* [DIRECTION]:
Write out each line exactly as it stands, please.
═════ RAW DATA
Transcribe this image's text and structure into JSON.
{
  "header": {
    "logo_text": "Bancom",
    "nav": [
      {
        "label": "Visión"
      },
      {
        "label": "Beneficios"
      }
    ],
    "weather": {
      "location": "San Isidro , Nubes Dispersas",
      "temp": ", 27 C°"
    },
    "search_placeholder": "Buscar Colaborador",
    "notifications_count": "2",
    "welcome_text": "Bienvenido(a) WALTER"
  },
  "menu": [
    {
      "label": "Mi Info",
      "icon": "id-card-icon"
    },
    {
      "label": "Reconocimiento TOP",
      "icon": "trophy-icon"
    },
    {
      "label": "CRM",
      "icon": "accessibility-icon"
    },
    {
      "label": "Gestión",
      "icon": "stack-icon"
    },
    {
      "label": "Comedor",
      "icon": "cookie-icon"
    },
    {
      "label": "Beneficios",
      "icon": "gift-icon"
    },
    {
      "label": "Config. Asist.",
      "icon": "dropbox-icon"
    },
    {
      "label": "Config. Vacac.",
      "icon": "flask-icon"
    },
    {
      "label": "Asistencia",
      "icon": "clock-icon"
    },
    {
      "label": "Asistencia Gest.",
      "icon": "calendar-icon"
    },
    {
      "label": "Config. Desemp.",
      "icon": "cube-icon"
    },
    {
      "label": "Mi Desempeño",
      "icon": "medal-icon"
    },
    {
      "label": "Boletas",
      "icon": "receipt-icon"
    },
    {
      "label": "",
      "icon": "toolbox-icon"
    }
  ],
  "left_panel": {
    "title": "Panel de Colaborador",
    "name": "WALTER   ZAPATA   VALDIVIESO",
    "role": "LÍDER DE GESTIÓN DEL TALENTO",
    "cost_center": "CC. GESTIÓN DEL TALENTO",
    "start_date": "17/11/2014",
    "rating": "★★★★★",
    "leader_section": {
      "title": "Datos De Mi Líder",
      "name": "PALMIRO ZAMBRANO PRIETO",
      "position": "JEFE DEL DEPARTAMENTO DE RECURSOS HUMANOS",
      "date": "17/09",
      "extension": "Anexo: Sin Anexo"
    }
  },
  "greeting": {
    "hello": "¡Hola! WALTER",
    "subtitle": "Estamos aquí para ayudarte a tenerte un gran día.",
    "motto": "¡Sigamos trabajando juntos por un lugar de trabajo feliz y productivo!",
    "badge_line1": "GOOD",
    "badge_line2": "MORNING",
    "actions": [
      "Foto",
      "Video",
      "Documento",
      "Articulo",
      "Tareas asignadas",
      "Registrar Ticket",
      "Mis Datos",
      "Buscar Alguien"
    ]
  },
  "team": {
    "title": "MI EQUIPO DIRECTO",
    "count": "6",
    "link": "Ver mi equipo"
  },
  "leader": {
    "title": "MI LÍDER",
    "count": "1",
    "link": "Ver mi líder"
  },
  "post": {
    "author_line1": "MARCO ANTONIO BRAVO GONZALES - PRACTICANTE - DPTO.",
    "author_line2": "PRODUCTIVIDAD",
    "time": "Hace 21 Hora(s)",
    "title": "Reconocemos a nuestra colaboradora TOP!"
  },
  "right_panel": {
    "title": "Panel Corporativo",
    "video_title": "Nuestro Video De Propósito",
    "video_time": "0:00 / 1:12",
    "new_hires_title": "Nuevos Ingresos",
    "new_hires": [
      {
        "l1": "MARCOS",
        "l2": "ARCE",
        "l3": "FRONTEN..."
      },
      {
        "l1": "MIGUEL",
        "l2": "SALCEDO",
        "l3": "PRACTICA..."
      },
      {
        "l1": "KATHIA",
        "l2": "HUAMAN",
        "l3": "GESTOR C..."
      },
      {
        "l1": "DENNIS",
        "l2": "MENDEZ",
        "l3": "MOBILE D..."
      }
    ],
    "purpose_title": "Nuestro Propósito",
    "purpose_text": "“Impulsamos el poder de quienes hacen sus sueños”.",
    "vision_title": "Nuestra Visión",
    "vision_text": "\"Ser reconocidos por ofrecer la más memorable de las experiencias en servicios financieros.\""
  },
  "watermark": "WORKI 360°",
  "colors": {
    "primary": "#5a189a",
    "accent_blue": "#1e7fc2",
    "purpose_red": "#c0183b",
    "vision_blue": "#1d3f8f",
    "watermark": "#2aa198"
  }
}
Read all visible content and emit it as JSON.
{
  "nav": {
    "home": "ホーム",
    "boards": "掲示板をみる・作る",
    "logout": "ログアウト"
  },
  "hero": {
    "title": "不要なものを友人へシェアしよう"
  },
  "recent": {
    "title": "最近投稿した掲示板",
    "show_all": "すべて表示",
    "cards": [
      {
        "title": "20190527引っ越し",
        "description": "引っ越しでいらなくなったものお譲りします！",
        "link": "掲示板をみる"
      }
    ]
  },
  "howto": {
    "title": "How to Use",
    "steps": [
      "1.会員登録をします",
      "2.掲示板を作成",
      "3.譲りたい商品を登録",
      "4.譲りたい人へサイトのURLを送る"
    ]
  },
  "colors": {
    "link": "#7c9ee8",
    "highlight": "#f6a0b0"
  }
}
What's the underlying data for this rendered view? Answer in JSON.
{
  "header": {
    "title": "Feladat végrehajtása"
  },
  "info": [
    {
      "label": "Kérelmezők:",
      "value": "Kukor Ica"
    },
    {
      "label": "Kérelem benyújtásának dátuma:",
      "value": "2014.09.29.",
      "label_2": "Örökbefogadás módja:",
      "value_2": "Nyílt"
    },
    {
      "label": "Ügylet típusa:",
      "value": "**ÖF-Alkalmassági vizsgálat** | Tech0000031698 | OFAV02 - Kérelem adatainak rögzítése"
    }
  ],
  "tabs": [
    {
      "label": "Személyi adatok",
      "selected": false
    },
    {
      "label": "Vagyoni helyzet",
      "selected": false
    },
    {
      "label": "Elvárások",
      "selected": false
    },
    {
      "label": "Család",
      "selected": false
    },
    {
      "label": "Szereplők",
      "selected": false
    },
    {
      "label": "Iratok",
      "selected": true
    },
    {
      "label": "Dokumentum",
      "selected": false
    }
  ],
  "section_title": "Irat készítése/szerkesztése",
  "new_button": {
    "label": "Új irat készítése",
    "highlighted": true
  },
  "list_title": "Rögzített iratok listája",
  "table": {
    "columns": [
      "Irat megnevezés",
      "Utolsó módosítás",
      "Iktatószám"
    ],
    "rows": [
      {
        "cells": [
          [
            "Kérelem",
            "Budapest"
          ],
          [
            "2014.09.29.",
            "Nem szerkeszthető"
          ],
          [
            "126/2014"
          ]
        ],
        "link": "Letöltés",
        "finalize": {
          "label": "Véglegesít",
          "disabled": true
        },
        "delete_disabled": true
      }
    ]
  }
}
══════════
* [ANSWER]:
Transcribe this image's text and structure into JSON.
{
  "header": {
    "logo_text": "Bancom",
    "nav": [
      {
        "label": "Visión"
      },
      {
        "label": "Beneficios"
      }
    ],
    "weather": {
      "location": "San Isidro , Nubes Dispersas",
      "temp": ", 27 C°"
    },
    "search_placeholder": "Buscar Colaborador",
    "notifications_count": "2",
    "welcome_text": "Bienvenido(a) WALTER"
  },
  "menu": [
    {
      "label": "Mi Info",
      "icon": "id-card-icon"
    },
    {
      "label": "Reconocimiento TOP",
      "icon": "trophy-icon"
    },
    {
      "label": "CRM",
      "icon": "accessibility-icon"
    },
    {
      "label": "Gestión",
      "icon": "stack-icon"
    },
    {
      "label": "Comedor",
      "icon": "cookie-icon"
    },
    {
      "label": "Beneficios",
      "icon": "gift-icon"
    },
    {
      "label": "Config. Asist.",
      "icon": "dropbox-icon"
    },
    {
      "label": "Config. Vacac.",
      "icon": "flask-icon"
    },
    {
      "label": "Asistencia",
      "icon": "clock-icon"
    },
    {
      "label": "Asistencia Gest.",
      "icon": "calendar-icon"
    },
    {
      "label": "Config. Desemp.",
      "icon": "cube-icon"
    },
    {
      "label": "Mi Desempeño",
      "icon": "medal-icon"
    },
    {
      "label": "Boletas",
      "icon": "receipt-icon"
    },
    {
      "label": "",
      "icon": "toolbox-icon"
    }
  ],
  "left_panel": {
    "title": "Panel de Colaborador",
    "name": "WALTER   ZAPATA   VALDIVIESO",
    "role": "LÍDER DE GESTIÓN DEL TALENTO",
    "cost_center": "CC. GESTIÓN DEL TALENTO",
    "start_date": "17/11/2014",
    "rating": "★★★★★",
    "leader_section": {
      "title": "Datos De Mi Líder",
      "name": "PALMIRO ZAMBRANO PRIETO",
      "position": "JEFE DEL DEPARTAMENTO DE RECURSOS HUMANOS",
      "date": "17/09",
      "extension": "Anexo: Sin Anexo"
    }
  },
  "greeting": {
    "hello": "¡Hola! WALTER",
    "subtitle": "Estamos aquí para ayudarte a tenerte un gran día.",
    "motto": "¡Sigamos trabajando juntos por un lugar de trabajo feliz y productivo!",
    "badge_line1": "GOOD",
    "badge_line2": "MORNING",
    "actions": [
      "Foto",
      "Video",
      "Documento",
      "Articulo",
      "Tareas asignadas",
      "Registrar Ticket",
      "Mis Datos",
      "Buscar Alguien"
    ]
  },
  "team": {
    "title": "MI EQUIPO DIRECTO",
    "count": "6",
    "link": "Ver mi equipo"
  },
  "leader": {
    "title": "MI LÍDER",
    "count": "1",
    "link": "Ver mi líder"
  },
  "post": {
    "author_line1": "MARCO ANTONIO BRAVO GONZALES - PRACTICANTE - DPTO.",
    "author_line2": "PRODUCTIVIDAD",
    "time": "Hace 21 Hora(s)",
    "title": "Reconocemos a nuestra colaboradora TOP!"
  },
  "right_panel": {
    "title": "Panel Corporativo",
    "video_title": "Nuestro Video De Propósito",
    "video_time": "0:00 / 1:12",
    "new_hires_title": "Nuevos Ingresos",
    "new_hires": [
      {
        "l1": "MARCOS",
        "l2": "ARCE",
        "l3": "FRONTEN..."
      },
      {
        "l1": "MIGUEL",
        "l2": "SALCEDO",
        "l3": "PRACTICA..."
      },
      {
        "l1": "KATHIA",
        "l2": "HUAMAN",
        "l3": "GESTOR C..."
      },
      {
        "l1": "DENNIS",
        "l2": "MENDEZ",
        "l3": "MOBILE D..."
      }
    ],
    "purpose_title": "Nuestro Propósito",
    "purpose_text": "“Impulsamos el poder de quienes hacen sus sueños”.",
    "vision_title": "Nuestra Visión",
    "vision_text": "\"Ser reconocidos por ofrecer la más memorable de las experiencias en servicios financieros.\""
  },
  "watermark": "WORKI 360°",
  "colors": {
    "primary": "#5a189a",
    "accent_blue": "#1e7fc2",
    "purpose_red": "#c0183b",
    "vision_blue": "#1d3f8f",
    "watermark": "#2aa198"
  }
}
Read all visible content and emit it as JSON.
{
  "nav": {
    "home": "ホーム",
    "boards": "掲示板をみる・作る",
    "logout": "ログアウト"
  },
  "hero": {
    "title": "不要なものを友人へシェアしよう"
  },
  "recent": {
    "title": "最近投稿した掲示板",
    "show_all": "すべて表示",
    "cards": [
      {
        "title": "20190527引っ越し",
        "description": "引っ越しでいらなくなったものお譲りします！",
        "link": "掲示板をみる"
      }
    ]
  },
  "howto": {
    "title": "How to Use",
    "steps": [
      "1.会員登録をします",
      "2.掲示板を作成",
      "3.譲りたい商品を登録",
      "4.譲りたい人へサイトのURLを送る"
    ]
  },
  "colors": {
    "link": "#7c9ee8",
    "highlight": "#f6a0b0"
  }
}
What's the underlying data for this rendered view? Answer in JSON.
{
  "header": {
    "title": "Feladat végrehajtása"
  },
  "info": [
    {
      "label": "Kérelmezők:",
      "value": "Kukor Ica"
    },
    {
      "label": "Kérelem benyújtásának dátuma:",
      "value": "2014.09.29.",
      "label_2": "Örökbefogadás módja:",
      "value_2": "Nyílt"
    },
    {
      "label": "Ügylet típusa:",
      "value": "**ÖF-Alkalmassági vizsgálat** | Tech0000031698 | OFAV02 - Kérelem adatainak rögzítése"
    }
  ],
  "tabs": [
    {
      "label": "Személyi adatok",
      "selected": false
    },
    {
      "label": "Vagyoni helyzet",
      "selected": false
    },
    {
      "label": "Elvárások",
      "selected": false
    },
    {
      "label": "Család",
      "selected": false
    },
    {
      "label": "Szereplők",
      "selected": false
    },
    {
      "label": "Iratok",
      "selected": true
    },
    {
      "label": "Dokumentum",
      "selected": false
    }
  ],
  "section_title": "Irat készítése/szerkesztése",
  "new_button": {
    "label": "Új irat készítése",
    "highlighted": true
  },
  "list_title": "Rögzített iratok listája",
  "table": {
    "columns": [
      "Irat megnevezés",
      "Utolsó módosítás",
      "Iktatószám"
    ],
    "rows": [
      {
        "cells": [
          [
            "Kérelem",
            "Budapest"
          ],
          [
            "2014.09.29.",
            "Nem szerkeszthető"
          ],
          [
            "126/2014"
          ]
        ],
        "link": "Letöltés",
        "finalize": {
          "label": "Véglegesít",
          "disabled": true
        },
        "delete_disabled": true
      }
    ]
  }
}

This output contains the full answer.